> Instruction
Please output the records below in full, exactly as given, but without the images.

Collected data entries
● ● ● ●

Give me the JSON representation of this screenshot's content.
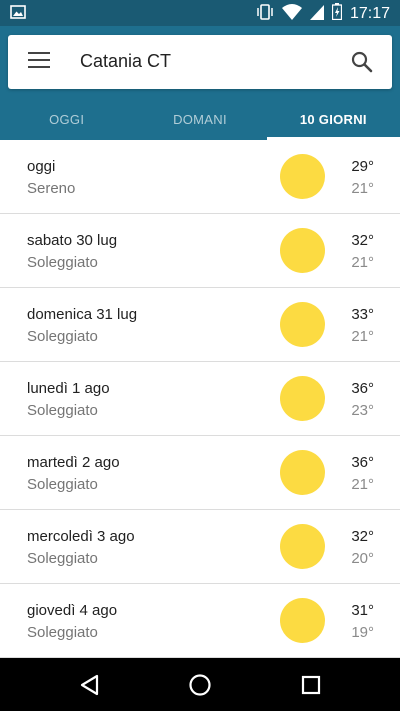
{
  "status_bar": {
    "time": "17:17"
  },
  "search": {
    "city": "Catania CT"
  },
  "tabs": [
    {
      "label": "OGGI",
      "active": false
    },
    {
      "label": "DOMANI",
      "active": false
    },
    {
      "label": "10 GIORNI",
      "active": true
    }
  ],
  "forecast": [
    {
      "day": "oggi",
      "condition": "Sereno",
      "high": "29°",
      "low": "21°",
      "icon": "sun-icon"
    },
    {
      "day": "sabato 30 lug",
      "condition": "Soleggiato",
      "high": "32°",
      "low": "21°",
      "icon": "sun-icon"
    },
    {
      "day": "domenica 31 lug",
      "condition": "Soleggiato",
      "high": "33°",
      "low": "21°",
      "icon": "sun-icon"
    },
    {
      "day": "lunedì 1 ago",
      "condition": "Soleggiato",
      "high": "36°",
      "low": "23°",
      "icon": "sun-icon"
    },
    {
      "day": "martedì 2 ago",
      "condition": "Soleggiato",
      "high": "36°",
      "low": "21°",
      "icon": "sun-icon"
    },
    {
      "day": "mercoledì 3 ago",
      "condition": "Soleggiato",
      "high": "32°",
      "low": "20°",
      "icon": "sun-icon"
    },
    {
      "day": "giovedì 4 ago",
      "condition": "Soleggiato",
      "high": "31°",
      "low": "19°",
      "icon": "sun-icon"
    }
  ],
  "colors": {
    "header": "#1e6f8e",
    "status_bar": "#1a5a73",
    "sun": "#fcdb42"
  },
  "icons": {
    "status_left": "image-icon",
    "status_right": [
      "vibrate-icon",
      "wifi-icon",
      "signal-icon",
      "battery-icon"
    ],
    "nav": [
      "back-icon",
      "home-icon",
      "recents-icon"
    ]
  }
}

● ● ● ●

> Solution to this problem
Give me the JSON representation of this screenshot's content.
{
  "status_bar": {
    "time": "17:17"
  },
  "search": {
    "city": "Catania CT"
  },
  "tabs": [
    {
      "label": "OGGI",
      "active": false
    },
    {
      "label": "DOMANI",
      "active": false
    },
    {
      "label": "10 GIORNI",
      "active": true
    }
  ],
  "forecast": [
    {
      "day": "oggi",
      "condition": "Sereno",
      "high": "29°",
      "low": "21°",
      "icon": "sun-icon"
    },
    {
      "day": "sabato 30 lug",
      "condition": "Soleggiato",
      "high": "32°",
      "low": "21°",
      "icon": "sun-icon"
    },
    {
      "day": "domenica 31 lug",
      "condition": "Soleggiato",
      "high": "33°",
      "low": "21°",
      "icon": "sun-icon"
    },
    {
      "day": "lunedì 1 ago",
      "condition": "Soleggiato",
      "high": "36°",
      "low": "23°",
      "icon": "sun-icon"
    },
    {
      "day": "martedì 2 ago",
      "condition": "Soleggiato",
      "high": "36°",
      "low": "21°",
      "icon": "sun-icon"
    },
    {
      "day": "mercoledì 3 ago",
      "condition": "Soleggiato",
      "high": "32°",
      "low": "20°",
      "icon": "sun-icon"
    },
    {
      "day": "giovedì 4 ago",
      "condition": "Soleggiato",
      "high": "31°",
      "low": "19°",
      "icon": "sun-icon"
    }
  ],
  "colors": {
    "header": "#1e6f8e",
    "status_bar": "#1a5a73",
    "sun": "#fcdb42"
  },
  "icons": {
    "status_left": "image-icon",
    "status_right": [
      "vibrate-icon",
      "wifi-icon",
      "signal-icon",
      "battery-icon"
    ],
    "nav": [
      "back-icon",
      "home-icon",
      "recents-icon"
    ]
  }
}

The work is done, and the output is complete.